= Data excerpts =
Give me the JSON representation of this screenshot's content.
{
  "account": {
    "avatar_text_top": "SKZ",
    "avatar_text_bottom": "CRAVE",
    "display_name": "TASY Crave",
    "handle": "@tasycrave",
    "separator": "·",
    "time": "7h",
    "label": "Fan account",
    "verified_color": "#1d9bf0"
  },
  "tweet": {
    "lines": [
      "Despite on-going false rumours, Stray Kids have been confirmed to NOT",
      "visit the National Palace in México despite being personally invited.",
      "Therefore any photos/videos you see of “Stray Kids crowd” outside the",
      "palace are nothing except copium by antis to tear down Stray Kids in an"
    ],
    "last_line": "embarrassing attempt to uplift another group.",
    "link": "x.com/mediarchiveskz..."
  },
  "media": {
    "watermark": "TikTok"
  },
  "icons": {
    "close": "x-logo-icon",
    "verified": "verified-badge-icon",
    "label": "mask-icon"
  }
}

= Brief =
Pull out the lines above in which the word "Stray" appears.

= Reply =
      "Despite on-going false rumours, Stray Kids have been confirmed to NOT",
      "Therefore any photos/videos you see of “Stray Kids crowd” outside the",
      "palace are nothing except copium by antis to tear down Stray Kids in an"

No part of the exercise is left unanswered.